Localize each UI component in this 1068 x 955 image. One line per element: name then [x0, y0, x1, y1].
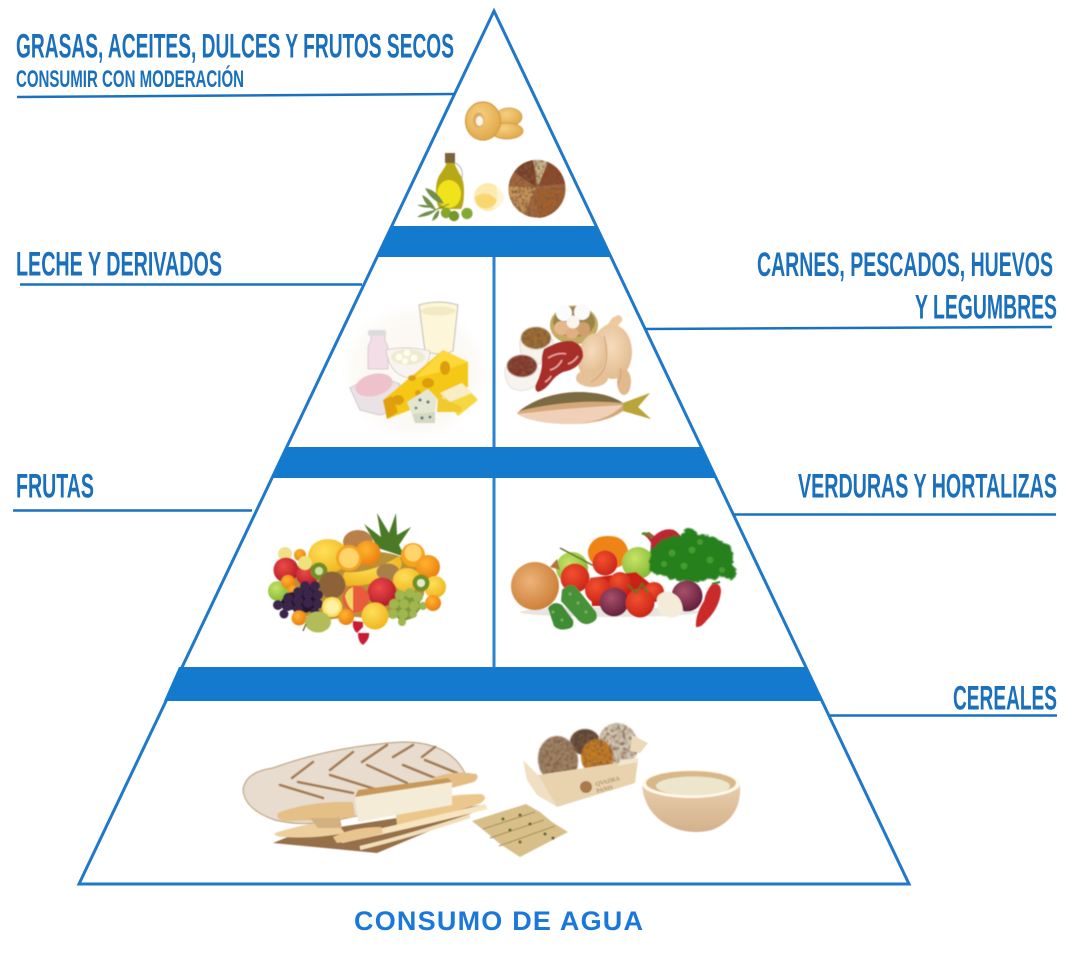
icon: dairy products [349, 302, 481, 434]
leader line: fruit [13, 509, 252, 512]
icon: vegetable pile [511, 529, 736, 630]
icon: butter curl [474, 183, 504, 211]
icon: rice bowl [642, 770, 740, 832]
egg bowl [550, 306, 598, 344]
icon: olive oil bottle and olives [417, 153, 473, 221]
yogurt pot [350, 379, 400, 415]
leader line: proteins [645, 327, 1052, 329]
small cheese pieces [440, 383, 478, 416]
leader line: fats [17, 94, 455, 97]
steak [535, 341, 583, 392]
icon: bread loaf and baguettes [243, 742, 488, 853]
leader line: cereals [830, 714, 1057, 717]
swiss cheese wedge [383, 350, 468, 419]
tomatoes [590, 572, 658, 606]
label: fruit: FRUTAS [16, 468, 94, 506]
leader line: vegetables [733, 513, 1056, 516]
icon: fruit pile [268, 513, 446, 645]
almonds bowl [520, 333, 554, 365]
tier band 1 [376, 226, 612, 257]
leader line: dairy [20, 283, 362, 286]
icon: crackers [472, 804, 568, 857]
green grapes [394, 595, 421, 622]
parsley [649, 529, 736, 582]
icon: meat, eggs, legumes and fish [505, 304, 651, 424]
dark grapes [280, 586, 321, 613]
chicken [592, 315, 624, 342]
fish [517, 392, 651, 424]
divider dairy / protein [492, 257, 496, 447]
tier band 3 [164, 667, 823, 701]
label: water consumption: CONSUMO DE AGUA [354, 906, 643, 936]
icon: bread in branded box: QVADRA [595, 776, 621, 788]
beans bowl [505, 362, 540, 391]
milk bottle [368, 333, 388, 369]
icon: doughnuts [466, 102, 523, 140]
label: dairy: LECHE Y DERIVADOS [16, 246, 222, 284]
icon: mixed nuts [508, 160, 566, 218]
divider fruit / vegetables [492, 478, 496, 668]
pile backing [287, 552, 424, 620]
blue cheese [407, 389, 437, 414]
icon: bread in branded box [523, 719, 648, 807]
milk glass [419, 302, 458, 354]
pyramid outline [79, 11, 909, 884]
label: fats heading: GRASAS, ACEITES, DULCES Y FRUTOS SECOS [16, 28, 454, 66]
label: moderation note: CONSUMIR CON MODERACIÓN [16, 65, 244, 93]
tier band 2 [271, 447, 717, 478]
icon: bread in branded box: PANIS [596, 785, 614, 795]
cottage cheese bowl [386, 348, 430, 378]
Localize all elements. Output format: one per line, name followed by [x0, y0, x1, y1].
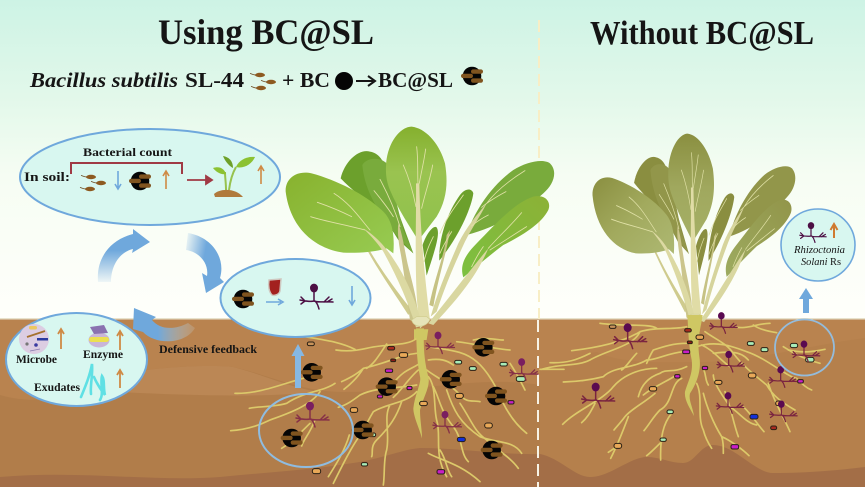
taproot	[685, 315, 703, 416]
icon: BC@SL composite	[461, 67, 483, 85]
divider: dashed line	[538, 20, 540, 319]
arrow: up orange	[163, 171, 169, 189]
icon: biochar	[335, 72, 353, 90]
Rhizoctonia solani pathogens	[582, 312, 820, 422]
right soil microbes	[582, 312, 820, 449]
icon: pathogen	[800, 222, 826, 242]
right roots	[540, 315, 825, 460]
arrow: red result	[187, 176, 212, 184]
title: using BC@SL: Using BC@SL	[158, 12, 374, 52]
circle: rhizosphere zoom, left	[259, 394, 353, 467]
label: defensive feedback: Defensive feedback	[159, 344, 258, 356]
right plant	[593, 134, 795, 336]
soil background	[0, 319, 865, 487]
arrow: forms	[356, 76, 375, 86]
arrow: up orange	[117, 331, 123, 350]
formula line	[29, 67, 483, 92]
arrow: up orange	[258, 166, 264, 184]
icon: microbe	[19, 324, 49, 354]
icon: bacteria	[80, 175, 106, 191]
icon: bacteria	[250, 73, 276, 90]
arrow: up from rhizosphere, left	[292, 344, 304, 388]
icon: BC@SL	[232, 290, 254, 308]
label: enzyme: Enzyme	[83, 349, 123, 361]
circular arrow: upper left	[98, 229, 150, 282]
root particles	[307, 342, 525, 474]
arrow: down blue	[115, 171, 121, 189]
formula: plus BC: + BC	[282, 68, 330, 92]
label: microbe: Microbe	[16, 354, 57, 366]
formula: Bacillus subtilis: Bacillus subtilis	[29, 68, 178, 92]
arrow: blue	[266, 299, 283, 305]
circle: rhizosphere zoom, right	[775, 320, 834, 376]
formula: SL-44: SL-44	[185, 68, 245, 92]
icon: enzyme	[88, 325, 110, 348]
arrow: up orange	[830, 224, 838, 238]
arrow: down blue	[349, 286, 355, 305]
icon: seedling	[213, 156, 255, 197]
root particles	[609, 325, 814, 449]
icon: BC@SL	[129, 172, 151, 190]
divider: dashed line in soil	[537, 320, 539, 487]
arrow: up from rhizosphere, right	[799, 288, 813, 313]
callout: Rhizoctonia solani	[781, 209, 855, 281]
bracket	[71, 163, 182, 174]
left soil microbes	[281, 332, 538, 474]
label: exudates: Exudates	[34, 382, 81, 394]
callout: BC@SL suppresses pathogen	[220, 259, 370, 337]
label: in soil: In soil:	[24, 169, 70, 184]
label: Solani Rs: Solani Rs	[801, 257, 841, 268]
arrow: up orange	[117, 370, 123, 388]
callout: microbe enzyme exudates	[6, 313, 147, 406]
callout: in soil bacterial count	[20, 129, 280, 225]
background sky	[0, 0, 865, 320]
BC@SL particles	[281, 338, 507, 459]
taproot	[413, 328, 429, 438]
icon: antagonist	[269, 279, 281, 295]
title: without BC@SL: Without BC@SL	[590, 15, 814, 52]
horizon shadow line	[0, 318, 865, 320]
icon: exudates	[81, 364, 105, 400]
icon: pathogen	[300, 284, 333, 309]
circular arrow: upper right	[186, 233, 224, 293]
left plant	[286, 127, 554, 340]
label: bacterial count: Bacterial count	[83, 145, 172, 159]
label: Rhizoctonia: Rhizoctonia	[793, 245, 845, 256]
arrow: up orange	[58, 329, 64, 349]
left roots	[231, 328, 527, 485]
Rhizoctonia solani pathogens	[296, 332, 538, 433]
circular arrow: defensive feedback	[133, 308, 195, 341]
formula: BC@SL: BC@SL	[378, 68, 453, 92]
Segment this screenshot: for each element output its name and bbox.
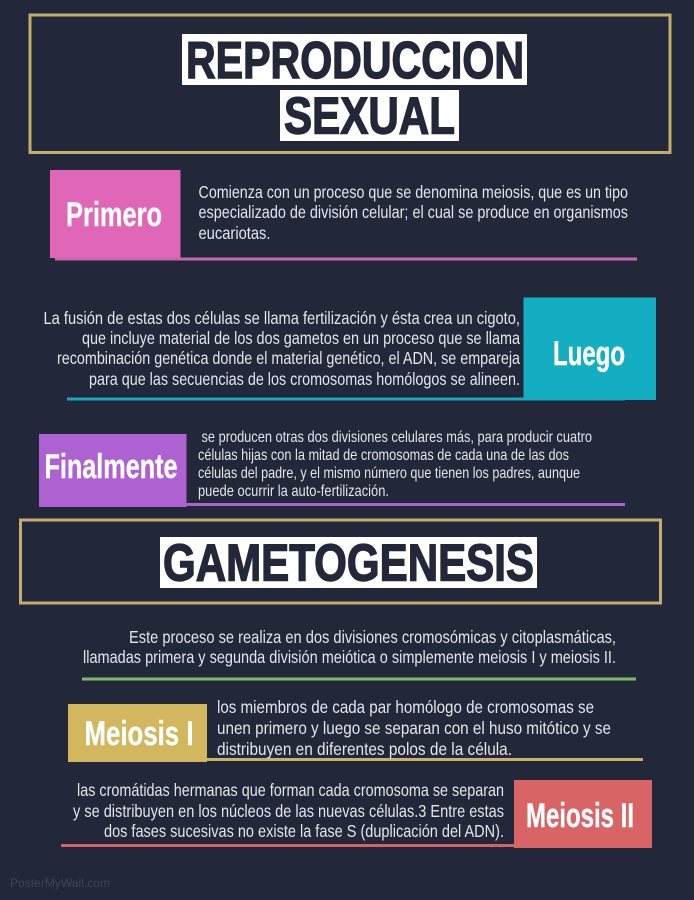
title highlight line 2: SEXUAL — [284, 88, 455, 146]
panel: Finalmente — [39, 429, 625, 507]
label: Finalmente — [39, 434, 186, 507]
title highlight line 1: REPRODUCCION — [186, 32, 524, 90]
text block: Meiosis II: las cromátidas hermanas que forman cada cromosoma se separan — [77, 780, 504, 800]
label: Meiosis II — [514, 780, 652, 848]
text block: Luego: para que las secuencias de los cromosomas homólogos se alineen. — [89, 369, 520, 389]
text block: Meiosis II — [73, 780, 504, 841]
label: Luego — [524, 298, 656, 400]
text block: Primero — [198, 182, 628, 243]
label: Luego: Luego — [553, 335, 625, 373]
label: Finalmente: Finalmente — [44, 448, 178, 486]
label: Primero: Primero — [66, 196, 162, 234]
text block: Meiosis I: distribuyen en diferentes polos de la célula. — [217, 739, 512, 759]
text block: Meiosis I: unen primero y luego se separan con el huso mitótico y se — [217, 718, 611, 738]
panel: main title — [30, 15, 670, 152]
text block: Gametogenesis intro — [82, 627, 636, 680]
label: Primero — [50, 170, 180, 258]
panel: Luego — [44, 298, 656, 400]
text block: Finalmente — [198, 429, 592, 500]
text block: Luego: que incluye material de los dos gametos en un proceso que se llama — [82, 328, 520, 348]
watermark: PosterMyWall.com — [10, 876, 110, 890]
text block: Meiosis II: y se distribuyen en los núcleos de las nuevas células.3 Entre estas — [73, 801, 504, 821]
panel: Primero — [50, 170, 637, 260]
text block: Finalmente: células del padre, y el mismo número que tienen los padres, aunque — [198, 465, 580, 482]
text block: Meiosis II: dos fases sucesivas no existe la fase S (duplicación del ADN). — [104, 821, 504, 841]
label: Meiosis I — [68, 704, 207, 762]
text block: Meiosis I: los miembros de cada par homólogo de cromosomas se — [217, 697, 594, 717]
title highlight: Gametogenesis: GAMETOGENESIS — [163, 534, 534, 592]
text block: Gametogenesis intro: Este proceso se realiza en dos divisiones cromosómicas y citoplasmáticas, — [129, 627, 616, 647]
text block: Luego: La fusión de estas dos células se llama fertilización y ésta crea un cigoto, — [44, 308, 520, 328]
text block: Luego — [44, 308, 520, 389]
label: Meiosis II: Meiosis II — [526, 797, 634, 835]
text block: Luego: recombinación genética donde el material genético, el ADN, se empareja — [57, 348, 520, 368]
text block: Primero: eucariotas. — [198, 223, 270, 243]
panel: Gametogenesis title — [20, 520, 660, 603]
panel: Meiosis I — [68, 697, 643, 762]
text block: Meiosis I — [217, 697, 611, 759]
text block: Finalmente: células hijas con la mitad de cromosomas de cada una de las dos — [198, 447, 569, 464]
text block: Finalmente: puede ocurrir la auto-fertilización. — [198, 483, 389, 500]
label: Meiosis I: Meiosis I — [84, 715, 194, 753]
panel: Meiosis II — [61, 780, 652, 848]
text block: Finalmente: se producen otras dos divisiones celulares más, para producir cuatro — [202, 429, 592, 446]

Problem to solve ->
Return only the number of lines in the material with the word "title" in them.

Written answer ->
7